Check each line below for "circle" and report how many have it, nothing else.

Records excerpted from a collection
-=-=-

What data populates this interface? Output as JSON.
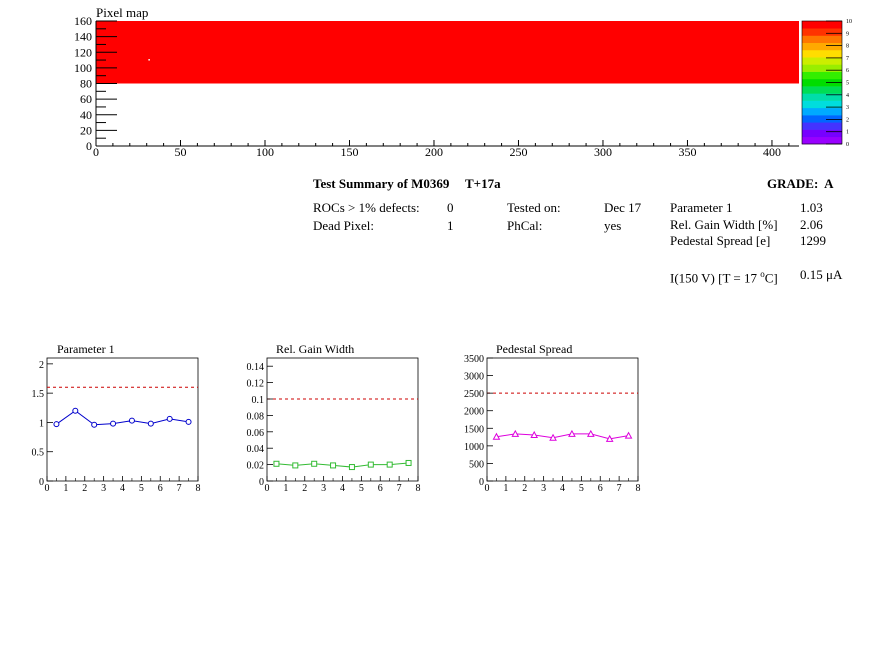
{
  "pixel_map": {
    "title": "Pixel map",
    "colors": {
      "fill": "#ff0000"
    }
  },
  "summary": {
    "title": "Test Summary of M0369",
    "test_condition": "T+17a",
    "grade_label": "GRADE:",
    "grade_value": "A",
    "rocs_label": "ROCs > 1% defects:",
    "rocs_value": "0",
    "dead_label": "Dead Pixel:",
    "dead_value": "1",
    "tested_label": "Tested on:",
    "tested_value": "Dec 17",
    "phcal_label": "PhCal:",
    "phcal_value": "yes",
    "param1_label": "Parameter 1",
    "param1_value": "1.03",
    "gain_label": "Rel. Gain Width [%]",
    "gain_value": "2.06",
    "ped_label": "Pedestal Spread [e]",
    "ped_value": "1299",
    "current_label_prefix": "I(150 V) [T = 17 ",
    "current_label_degree": "o",
    "current_label_suffix": "C]",
    "current_value": "0.15 μA"
  },
  "chart_data": [
    {
      "id": "pixel-map",
      "type": "heatmap",
      "title": "Pixel map",
      "x_ticks": [
        "0",
        "50",
        "100",
        "150",
        "200",
        "250",
        "300",
        "350",
        "400"
      ],
      "y_ticks": [
        "0",
        "20",
        "40",
        "60",
        "80",
        "100",
        "120",
        "140",
        "160"
      ],
      "xlim": [
        0,
        416
      ],
      "ylim": [
        0,
        160
      ],
      "filled_region": {
        "x": [
          0,
          416
        ],
        "y": [
          80,
          160
        ]
      },
      "dead_pixel": {
        "x": 31,
        "y": 110
      },
      "colorbar": {
        "min": 0,
        "max": 10,
        "ticks": [
          "0",
          "1",
          "2",
          "3",
          "4",
          "5",
          "6",
          "7",
          "8",
          "9",
          "10"
        ],
        "colors": [
          "#9900ff",
          "#7700ff",
          "#4433ff",
          "#0066ff",
          "#00aaff",
          "#00dddd",
          "#00ddaa",
          "#00dd55",
          "#00dd00",
          "#33ee00",
          "#99ee00",
          "#ccee00",
          "#ffdd00",
          "#ffaa00",
          "#ff7700",
          "#ff3300",
          "#ff0000"
        ]
      }
    },
    {
      "id": "parameter-1",
      "type": "line",
      "title": "Parameter 1",
      "x": [
        0.5,
        1.5,
        2.5,
        3.5,
        4.5,
        5.5,
        6.5,
        7.5
      ],
      "values": [
        0.97,
        1.2,
        0.96,
        0.98,
        1.03,
        0.98,
        1.06,
        1.01
      ],
      "xlim": [
        0,
        8
      ],
      "ylim": [
        0,
        2.1
      ],
      "threshold": 1.6,
      "x_ticks": [
        "0",
        "1",
        "2",
        "3",
        "4",
        "5",
        "6",
        "7",
        "8"
      ],
      "y_ticks": [
        "0",
        "0.5",
        "1",
        "1.5",
        "2"
      ],
      "y_tick_values": [
        0,
        0.5,
        1,
        1.5,
        2
      ],
      "color": "#0000cc",
      "marker": "circle"
    },
    {
      "id": "rel-gain-width",
      "type": "line",
      "title": "Rel. Gain Width",
      "x": [
        0.5,
        1.5,
        2.5,
        3.5,
        4.5,
        5.5,
        6.5,
        7.5
      ],
      "values": [
        0.021,
        0.019,
        0.021,
        0.019,
        0.017,
        0.02,
        0.02,
        0.022
      ],
      "xlim": [
        0,
        8
      ],
      "ylim": [
        0,
        0.15
      ],
      "threshold": 0.1,
      "x_ticks": [
        "0",
        "1",
        "2",
        "3",
        "4",
        "5",
        "6",
        "7",
        "8"
      ],
      "y_ticks": [
        "0",
        "0.02",
        "0.04",
        "0.06",
        "0.08",
        "0.1",
        "0.12",
        "0.14"
      ],
      "y_tick_values": [
        0,
        0.02,
        0.04,
        0.06,
        0.08,
        0.1,
        0.12,
        0.14
      ],
      "color": "#33bb33",
      "marker": "square"
    },
    {
      "id": "pedestal-spread",
      "type": "line",
      "title": "Pedestal Spread",
      "x": [
        0.5,
        1.5,
        2.5,
        3.5,
        4.5,
        5.5,
        6.5,
        7.5
      ],
      "values": [
        1260,
        1340,
        1310,
        1230,
        1340,
        1340,
        1200,
        1290
      ],
      "xlim": [
        0,
        8
      ],
      "ylim": [
        0,
        3500
      ],
      "threshold": 2500,
      "x_ticks": [
        "0",
        "1",
        "2",
        "3",
        "4",
        "5",
        "6",
        "7",
        "8"
      ],
      "y_ticks": [
        "0",
        "500",
        "1000",
        "1500",
        "2000",
        "2500",
        "3000",
        "3500"
      ],
      "y_tick_values": [
        0,
        500,
        1000,
        1500,
        2000,
        2500,
        3000,
        3500
      ],
      "color": "#dd00dd",
      "marker": "triangle"
    }
  ]
}
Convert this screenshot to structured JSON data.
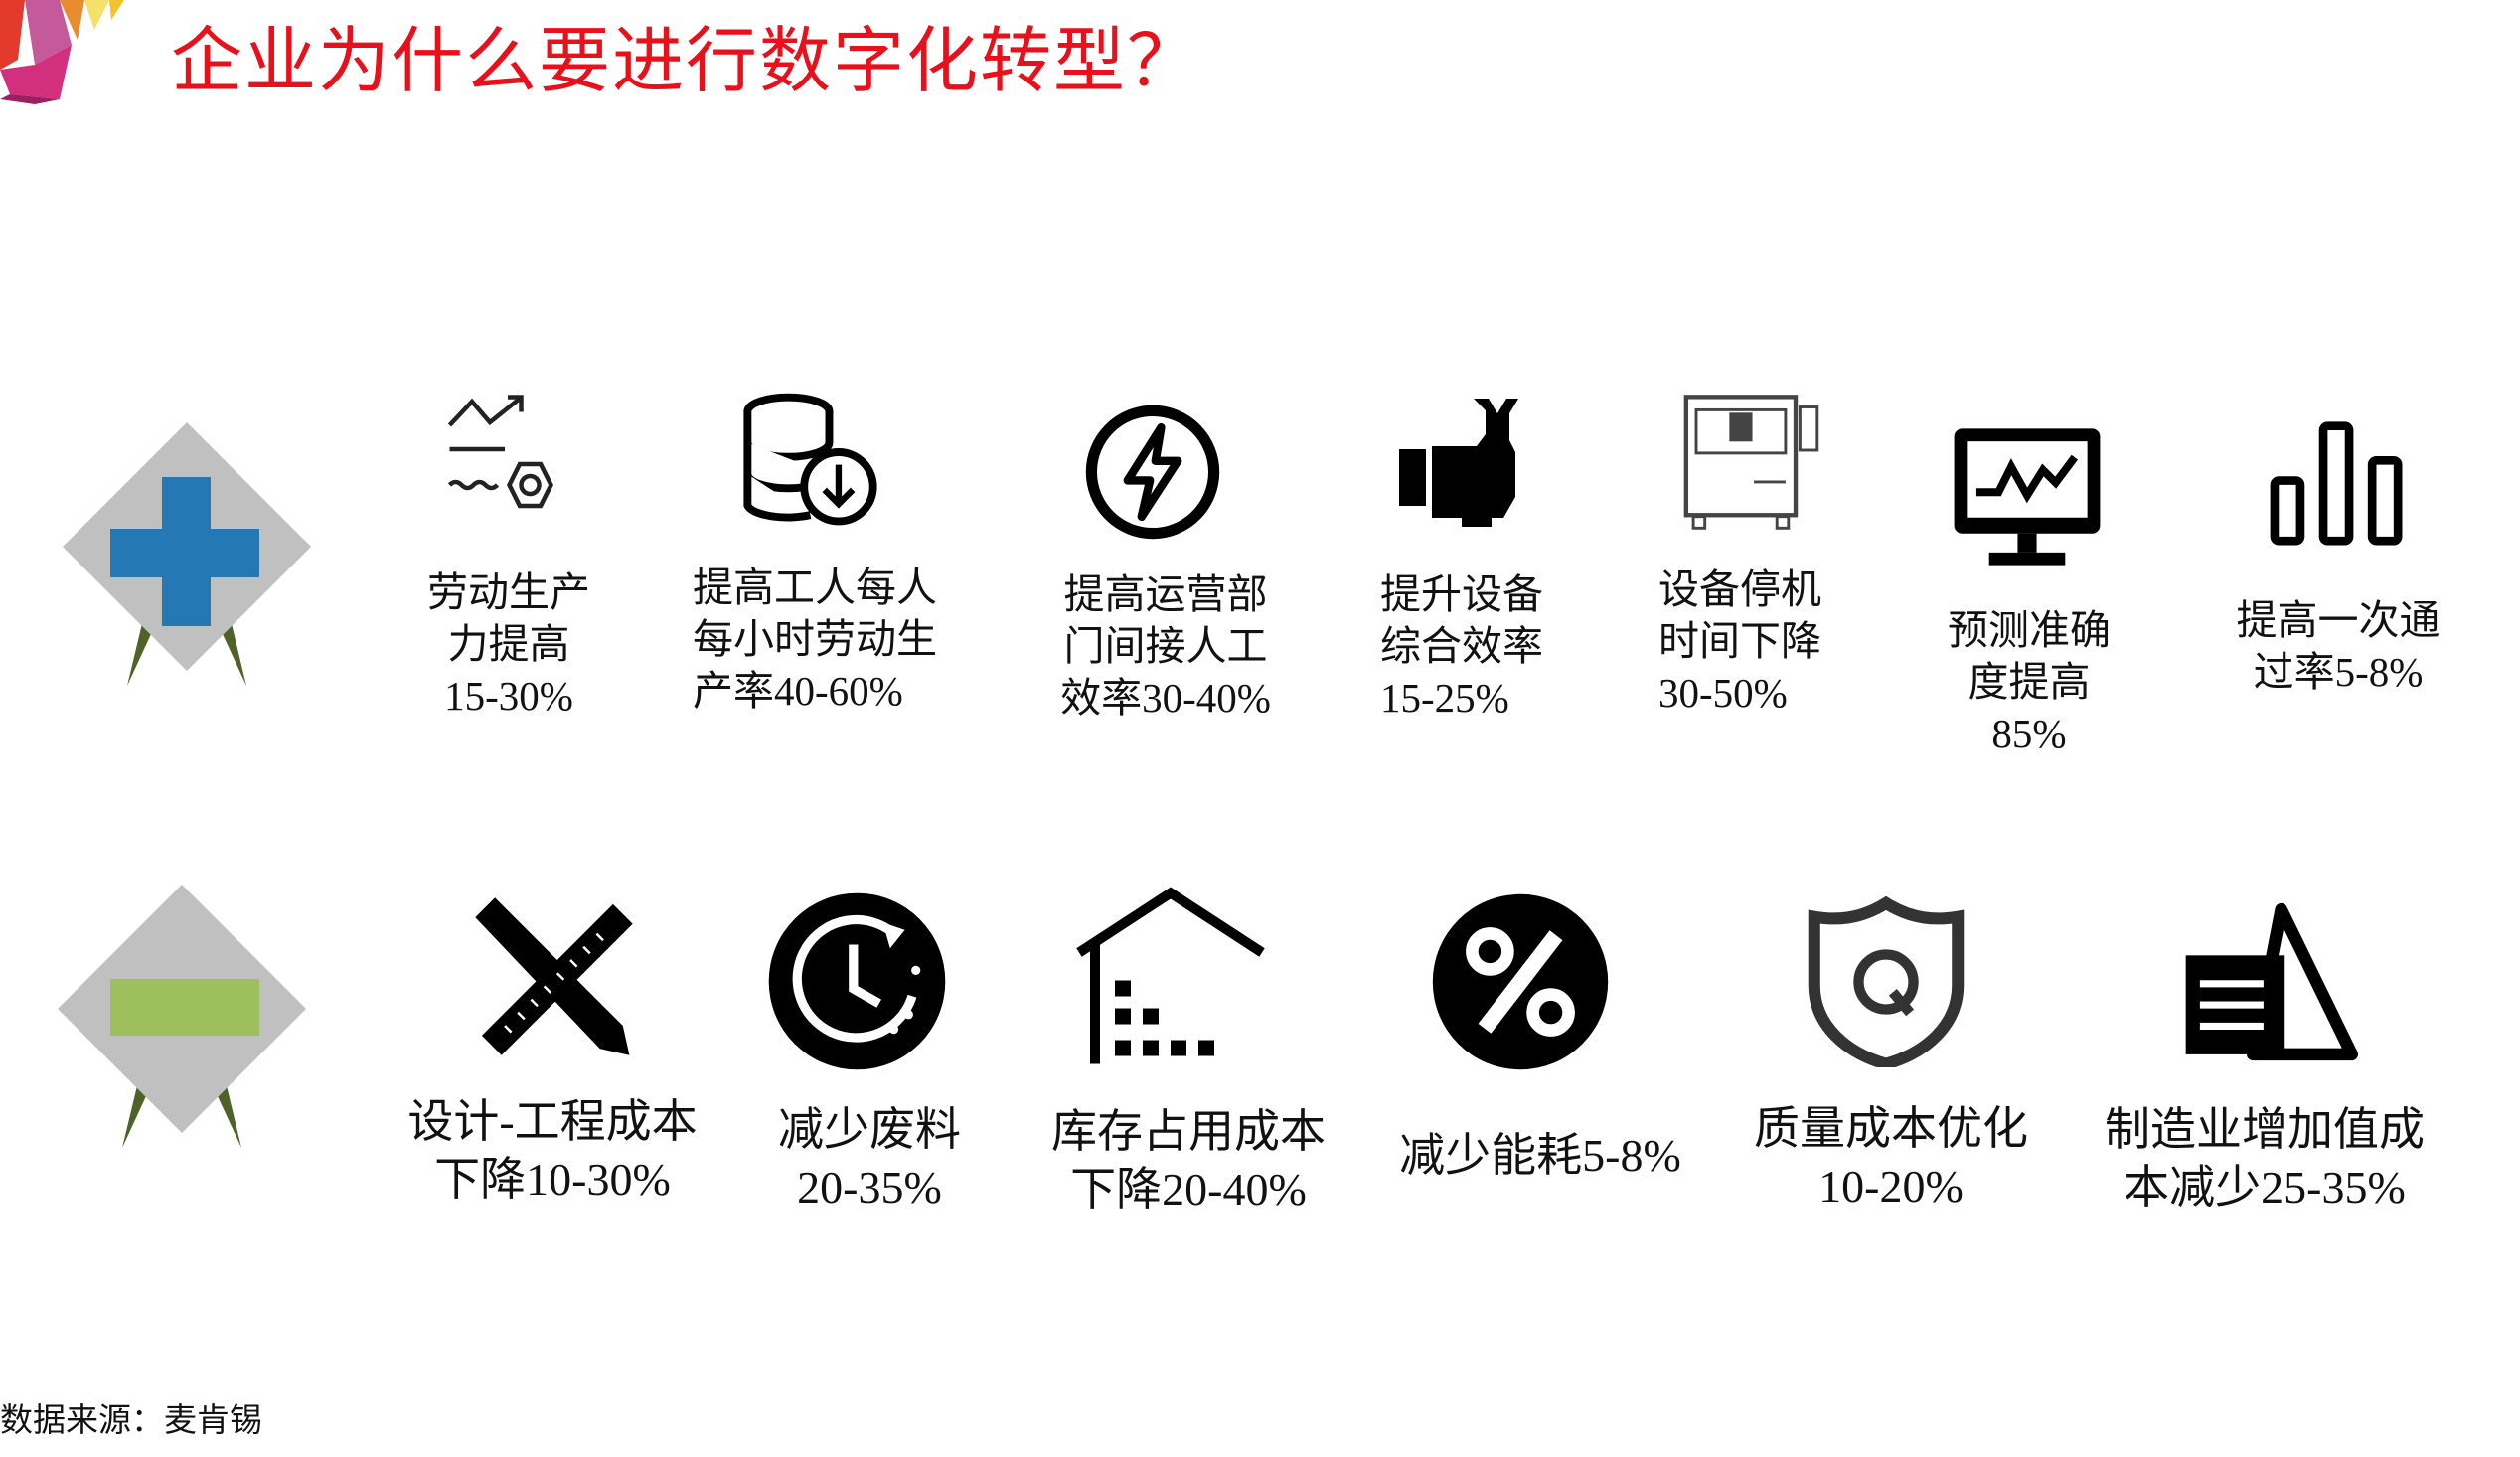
{
  "title": "企业为什么要进行数字化转型？",
  "colors": {
    "title": "#e8101a",
    "plus": "#2479b5",
    "minus": "#9dc05c",
    "diamond": "#c0c0c0",
    "diamond_shadow": "#4f6228"
  },
  "increase": {
    "icon": "plus-icon",
    "items": [
      {
        "icon": "productivity-chart-gear-icon",
        "lines": [
          "劳动生产",
          "力提高",
          "15-30%"
        ]
      },
      {
        "icon": "database-download-icon",
        "lines": [
          "提高工人每人",
          "每小时劳动生",
          "产率40-60%"
        ]
      },
      {
        "icon": "lightning-circle-icon",
        "lines": [
          "提高运营部",
          "门间接人工",
          "效率30-40%"
        ]
      },
      {
        "icon": "hand-wrench-icon",
        "lines": [
          "提升设备",
          "综合效率",
          "15-25%"
        ]
      },
      {
        "icon": "machine-icon",
        "lines": [
          "设备停机",
          "时间下降",
          "30-50%"
        ]
      },
      {
        "icon": "monitor-pulse-icon",
        "lines": [
          "预测准确",
          "度提高",
          "85%"
        ]
      },
      {
        "icon": "bar-chart-icon",
        "lines": [
          "提高一次通",
          "过率5-8%"
        ]
      }
    ]
  },
  "decrease": {
    "icon": "minus-icon",
    "items": [
      {
        "icon": "pencil-ruler-icon",
        "lines": [
          "设计-工程成本",
          "下降10-30%"
        ]
      },
      {
        "icon": "clock-circle-icon",
        "lines": [
          "减少废料",
          "20-35%"
        ]
      },
      {
        "icon": "warehouse-icon",
        "lines": [
          "库存占用成本",
          "下降20-40%"
        ]
      },
      {
        "icon": "percent-circle-icon",
        "lines": [
          "减少能耗5-8%"
        ]
      },
      {
        "icon": "quality-shield-icon",
        "lines": [
          "质量成本优化",
          "10-20%"
        ]
      },
      {
        "icon": "manufacturing-cost-icon",
        "lines": [
          "制造业增加值成",
          "本减少25-35%"
        ]
      }
    ]
  },
  "footer": "数据来源：麦肯锡"
}
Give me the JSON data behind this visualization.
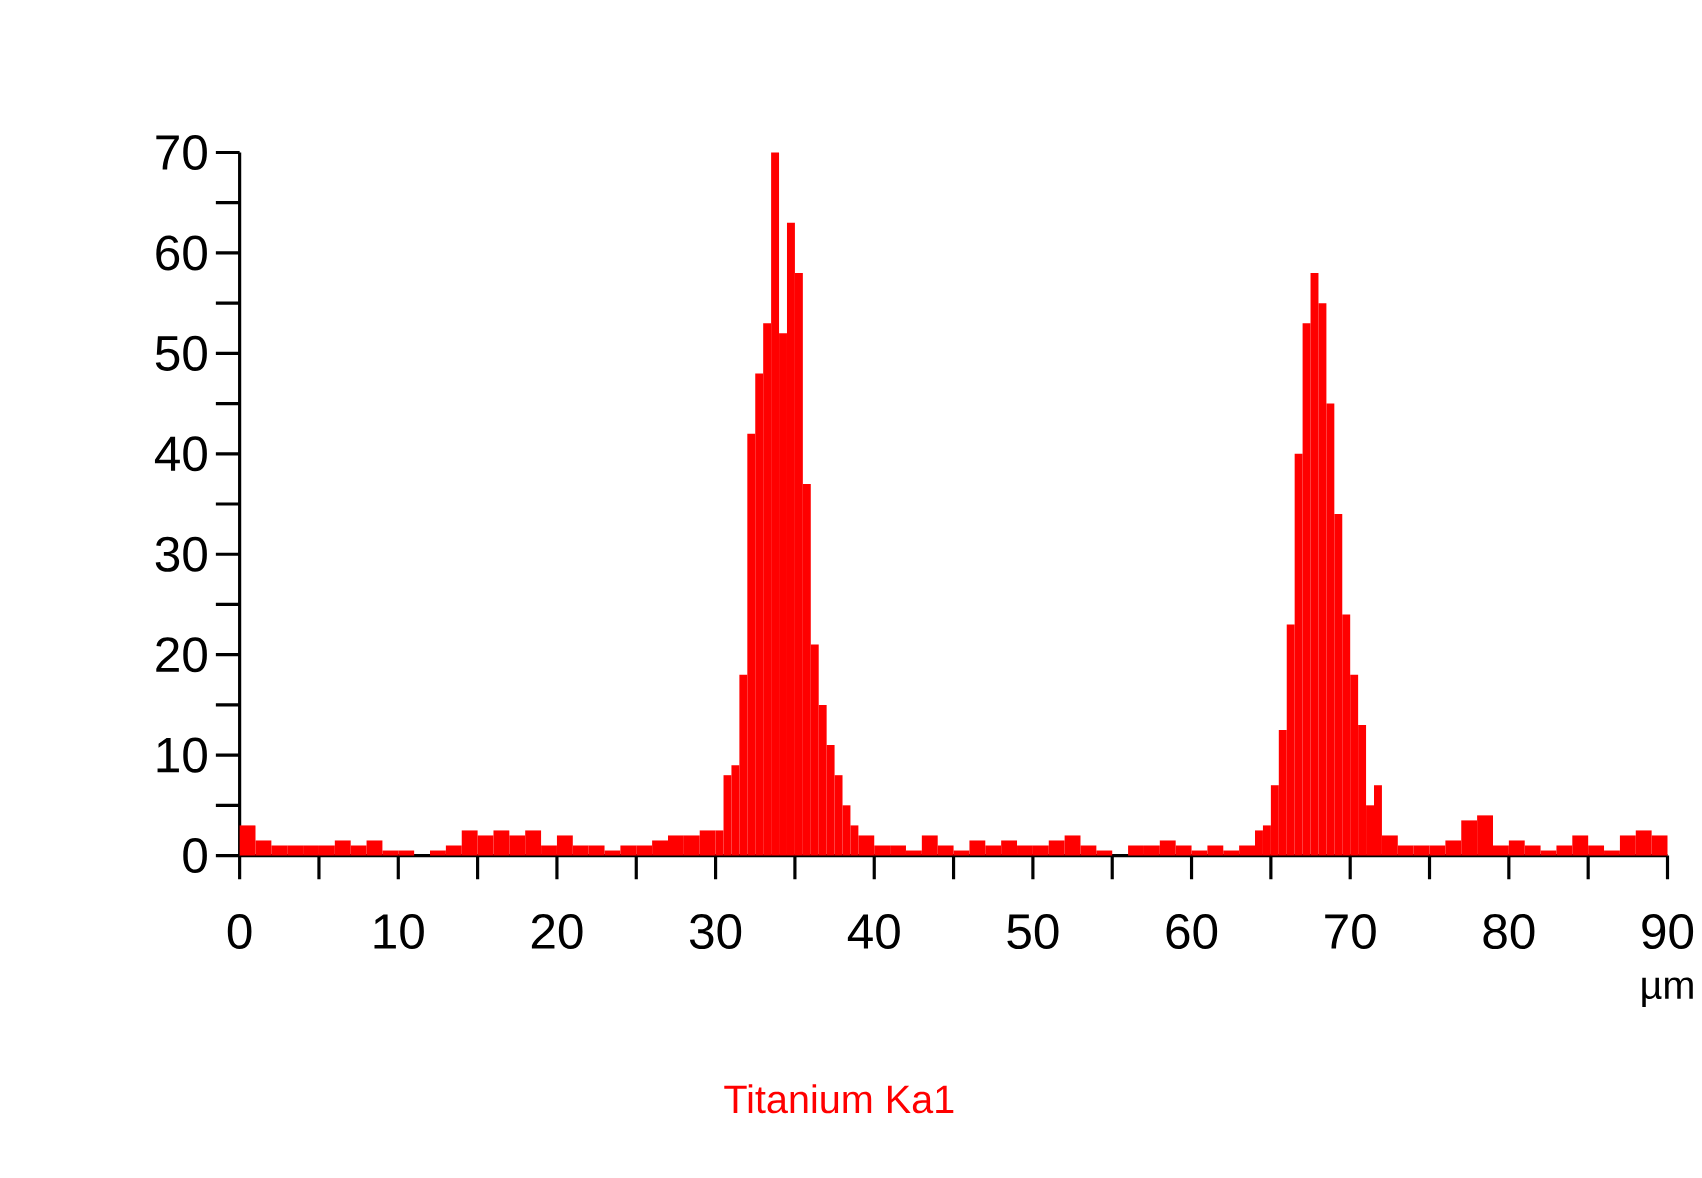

-=-=-

> [SOLUTION FOR THIS PROBLEM]
4